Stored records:
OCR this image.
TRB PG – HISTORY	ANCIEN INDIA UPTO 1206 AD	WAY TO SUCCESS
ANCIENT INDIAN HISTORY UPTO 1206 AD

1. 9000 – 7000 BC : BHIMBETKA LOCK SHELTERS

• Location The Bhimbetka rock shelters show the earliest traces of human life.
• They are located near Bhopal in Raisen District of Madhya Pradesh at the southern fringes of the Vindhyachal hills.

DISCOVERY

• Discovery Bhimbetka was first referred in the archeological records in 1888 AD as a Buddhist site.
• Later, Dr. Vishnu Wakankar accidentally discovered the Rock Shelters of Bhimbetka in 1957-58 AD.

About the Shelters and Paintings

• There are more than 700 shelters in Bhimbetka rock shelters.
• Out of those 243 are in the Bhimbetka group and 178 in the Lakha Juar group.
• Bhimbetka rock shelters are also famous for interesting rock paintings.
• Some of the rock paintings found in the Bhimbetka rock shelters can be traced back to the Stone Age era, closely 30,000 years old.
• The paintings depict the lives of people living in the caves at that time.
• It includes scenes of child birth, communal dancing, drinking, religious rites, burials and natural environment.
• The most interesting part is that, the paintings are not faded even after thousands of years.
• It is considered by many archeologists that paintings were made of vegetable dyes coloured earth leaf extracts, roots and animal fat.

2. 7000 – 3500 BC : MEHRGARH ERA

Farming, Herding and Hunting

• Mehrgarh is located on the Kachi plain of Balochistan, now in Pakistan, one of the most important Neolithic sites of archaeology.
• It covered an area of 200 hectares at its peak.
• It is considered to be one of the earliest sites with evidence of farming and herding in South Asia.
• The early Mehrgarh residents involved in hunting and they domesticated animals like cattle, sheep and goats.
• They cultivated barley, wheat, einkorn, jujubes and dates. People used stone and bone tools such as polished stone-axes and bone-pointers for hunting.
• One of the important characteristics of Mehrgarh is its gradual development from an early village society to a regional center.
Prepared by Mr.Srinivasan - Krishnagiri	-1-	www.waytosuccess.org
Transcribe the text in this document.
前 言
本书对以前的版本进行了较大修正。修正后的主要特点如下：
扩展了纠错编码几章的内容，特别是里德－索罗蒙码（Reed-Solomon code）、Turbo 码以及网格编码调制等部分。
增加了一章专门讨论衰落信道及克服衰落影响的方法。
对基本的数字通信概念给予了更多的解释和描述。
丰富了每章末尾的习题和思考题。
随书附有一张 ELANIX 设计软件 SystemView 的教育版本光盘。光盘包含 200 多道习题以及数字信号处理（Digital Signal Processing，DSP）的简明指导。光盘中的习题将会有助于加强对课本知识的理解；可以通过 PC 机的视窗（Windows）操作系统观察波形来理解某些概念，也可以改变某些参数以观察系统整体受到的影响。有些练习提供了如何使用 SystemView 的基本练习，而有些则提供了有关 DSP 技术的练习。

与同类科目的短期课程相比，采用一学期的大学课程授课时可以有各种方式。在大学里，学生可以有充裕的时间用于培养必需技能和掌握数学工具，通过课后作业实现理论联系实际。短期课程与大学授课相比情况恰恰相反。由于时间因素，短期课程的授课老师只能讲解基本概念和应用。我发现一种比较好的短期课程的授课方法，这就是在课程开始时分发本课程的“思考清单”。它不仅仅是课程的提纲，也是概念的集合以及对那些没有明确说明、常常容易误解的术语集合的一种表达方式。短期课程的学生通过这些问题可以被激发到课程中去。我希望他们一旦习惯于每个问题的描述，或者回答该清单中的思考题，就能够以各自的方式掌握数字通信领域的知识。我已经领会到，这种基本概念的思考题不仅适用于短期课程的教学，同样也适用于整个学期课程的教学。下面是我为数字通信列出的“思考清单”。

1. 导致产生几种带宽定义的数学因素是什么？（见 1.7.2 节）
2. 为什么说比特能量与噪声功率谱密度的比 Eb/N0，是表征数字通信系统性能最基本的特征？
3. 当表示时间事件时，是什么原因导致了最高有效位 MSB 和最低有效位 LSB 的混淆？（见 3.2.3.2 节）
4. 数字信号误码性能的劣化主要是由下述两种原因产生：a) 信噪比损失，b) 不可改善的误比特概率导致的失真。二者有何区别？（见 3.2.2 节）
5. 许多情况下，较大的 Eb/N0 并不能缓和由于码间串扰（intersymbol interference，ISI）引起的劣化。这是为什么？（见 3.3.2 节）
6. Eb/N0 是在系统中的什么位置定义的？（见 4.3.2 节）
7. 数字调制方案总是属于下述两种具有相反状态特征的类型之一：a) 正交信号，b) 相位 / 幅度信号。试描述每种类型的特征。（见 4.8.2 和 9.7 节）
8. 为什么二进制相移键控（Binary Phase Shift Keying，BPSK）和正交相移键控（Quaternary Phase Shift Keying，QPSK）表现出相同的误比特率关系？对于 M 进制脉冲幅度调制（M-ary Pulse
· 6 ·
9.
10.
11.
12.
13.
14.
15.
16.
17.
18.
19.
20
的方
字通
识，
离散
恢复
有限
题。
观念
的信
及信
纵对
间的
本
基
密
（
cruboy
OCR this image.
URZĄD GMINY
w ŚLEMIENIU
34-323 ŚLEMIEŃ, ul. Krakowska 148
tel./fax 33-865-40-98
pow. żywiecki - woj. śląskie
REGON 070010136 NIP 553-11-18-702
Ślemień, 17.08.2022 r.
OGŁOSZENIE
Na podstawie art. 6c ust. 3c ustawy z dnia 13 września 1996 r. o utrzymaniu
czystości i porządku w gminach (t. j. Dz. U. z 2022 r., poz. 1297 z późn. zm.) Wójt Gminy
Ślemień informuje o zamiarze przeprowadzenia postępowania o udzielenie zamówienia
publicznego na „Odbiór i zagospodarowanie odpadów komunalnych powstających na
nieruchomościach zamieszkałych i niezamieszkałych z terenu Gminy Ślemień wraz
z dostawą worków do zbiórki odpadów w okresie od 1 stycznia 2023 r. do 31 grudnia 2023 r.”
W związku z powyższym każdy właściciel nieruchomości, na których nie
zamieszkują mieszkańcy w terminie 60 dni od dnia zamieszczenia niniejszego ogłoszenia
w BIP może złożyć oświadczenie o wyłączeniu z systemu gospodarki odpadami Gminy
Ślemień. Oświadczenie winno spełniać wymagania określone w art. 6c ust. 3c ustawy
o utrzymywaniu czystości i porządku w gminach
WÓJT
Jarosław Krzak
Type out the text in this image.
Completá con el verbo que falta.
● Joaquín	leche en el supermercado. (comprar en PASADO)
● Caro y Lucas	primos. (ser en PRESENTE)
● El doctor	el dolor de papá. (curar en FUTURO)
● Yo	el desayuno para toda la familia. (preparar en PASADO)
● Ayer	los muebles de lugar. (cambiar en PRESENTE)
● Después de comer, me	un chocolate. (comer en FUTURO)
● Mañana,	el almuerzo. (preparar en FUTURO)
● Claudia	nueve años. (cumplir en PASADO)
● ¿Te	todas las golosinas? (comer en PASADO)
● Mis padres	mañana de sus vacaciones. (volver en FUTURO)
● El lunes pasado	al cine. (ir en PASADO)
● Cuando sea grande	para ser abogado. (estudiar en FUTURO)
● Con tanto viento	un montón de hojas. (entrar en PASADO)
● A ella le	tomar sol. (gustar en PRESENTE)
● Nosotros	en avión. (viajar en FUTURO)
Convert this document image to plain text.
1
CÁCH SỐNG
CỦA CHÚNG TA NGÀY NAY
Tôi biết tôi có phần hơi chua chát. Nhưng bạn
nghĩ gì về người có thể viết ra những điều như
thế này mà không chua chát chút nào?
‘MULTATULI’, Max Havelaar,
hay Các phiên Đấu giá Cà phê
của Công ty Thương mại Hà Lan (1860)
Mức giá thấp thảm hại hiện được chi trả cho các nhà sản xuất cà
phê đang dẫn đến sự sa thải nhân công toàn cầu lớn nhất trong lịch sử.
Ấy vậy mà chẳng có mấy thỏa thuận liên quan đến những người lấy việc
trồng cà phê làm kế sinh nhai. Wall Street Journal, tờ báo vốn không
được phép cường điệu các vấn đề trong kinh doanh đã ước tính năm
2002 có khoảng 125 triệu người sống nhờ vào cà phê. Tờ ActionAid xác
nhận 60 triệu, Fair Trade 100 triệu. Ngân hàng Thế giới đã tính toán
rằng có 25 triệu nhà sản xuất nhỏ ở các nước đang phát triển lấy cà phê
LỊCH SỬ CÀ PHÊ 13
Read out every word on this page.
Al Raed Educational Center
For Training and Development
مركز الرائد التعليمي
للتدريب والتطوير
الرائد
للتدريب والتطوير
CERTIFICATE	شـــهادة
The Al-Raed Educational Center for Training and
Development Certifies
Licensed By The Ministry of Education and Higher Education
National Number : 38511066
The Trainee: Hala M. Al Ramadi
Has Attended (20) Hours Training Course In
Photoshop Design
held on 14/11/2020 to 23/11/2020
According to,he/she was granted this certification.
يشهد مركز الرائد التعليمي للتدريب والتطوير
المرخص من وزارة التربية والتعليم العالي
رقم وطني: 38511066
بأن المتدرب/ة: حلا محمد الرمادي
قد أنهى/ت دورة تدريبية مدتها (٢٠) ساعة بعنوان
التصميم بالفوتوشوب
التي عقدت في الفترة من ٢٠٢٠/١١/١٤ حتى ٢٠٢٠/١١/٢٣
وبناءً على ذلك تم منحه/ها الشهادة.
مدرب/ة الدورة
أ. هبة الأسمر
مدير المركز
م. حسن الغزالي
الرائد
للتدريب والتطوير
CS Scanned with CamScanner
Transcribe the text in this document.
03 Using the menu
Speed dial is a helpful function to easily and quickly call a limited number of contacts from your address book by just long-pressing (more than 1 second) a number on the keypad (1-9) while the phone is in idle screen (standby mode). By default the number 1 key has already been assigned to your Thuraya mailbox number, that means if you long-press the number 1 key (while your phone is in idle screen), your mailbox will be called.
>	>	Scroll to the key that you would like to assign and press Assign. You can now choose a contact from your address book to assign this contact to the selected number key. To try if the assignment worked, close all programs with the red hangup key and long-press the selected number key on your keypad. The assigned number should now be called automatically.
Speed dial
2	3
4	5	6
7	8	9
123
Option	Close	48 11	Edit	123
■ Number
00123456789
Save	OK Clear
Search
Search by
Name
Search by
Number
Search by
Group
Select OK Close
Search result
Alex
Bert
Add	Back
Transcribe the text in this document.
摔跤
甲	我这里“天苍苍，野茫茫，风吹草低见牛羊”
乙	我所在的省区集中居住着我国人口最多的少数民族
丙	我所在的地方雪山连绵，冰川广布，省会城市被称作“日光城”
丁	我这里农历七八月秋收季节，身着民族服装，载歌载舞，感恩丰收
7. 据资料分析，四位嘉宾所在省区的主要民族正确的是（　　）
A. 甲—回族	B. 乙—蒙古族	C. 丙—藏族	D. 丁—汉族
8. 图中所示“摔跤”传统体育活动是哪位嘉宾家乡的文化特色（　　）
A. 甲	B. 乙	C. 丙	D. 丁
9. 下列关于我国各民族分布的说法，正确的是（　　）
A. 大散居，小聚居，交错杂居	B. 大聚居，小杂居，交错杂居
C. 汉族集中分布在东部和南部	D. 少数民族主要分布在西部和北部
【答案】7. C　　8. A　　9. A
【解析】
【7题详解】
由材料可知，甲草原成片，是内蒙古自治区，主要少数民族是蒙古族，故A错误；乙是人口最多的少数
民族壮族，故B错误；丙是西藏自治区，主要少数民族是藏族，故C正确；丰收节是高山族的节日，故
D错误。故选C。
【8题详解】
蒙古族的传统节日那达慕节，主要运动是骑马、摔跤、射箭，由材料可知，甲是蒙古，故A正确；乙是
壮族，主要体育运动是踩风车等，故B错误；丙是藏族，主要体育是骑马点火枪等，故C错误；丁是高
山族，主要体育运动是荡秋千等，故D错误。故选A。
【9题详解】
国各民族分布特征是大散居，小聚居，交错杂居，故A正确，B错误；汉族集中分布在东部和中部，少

## Directions for this task
The answer should be a single number: the count of lines in the data that include the string "UPTO".

## Written reply
2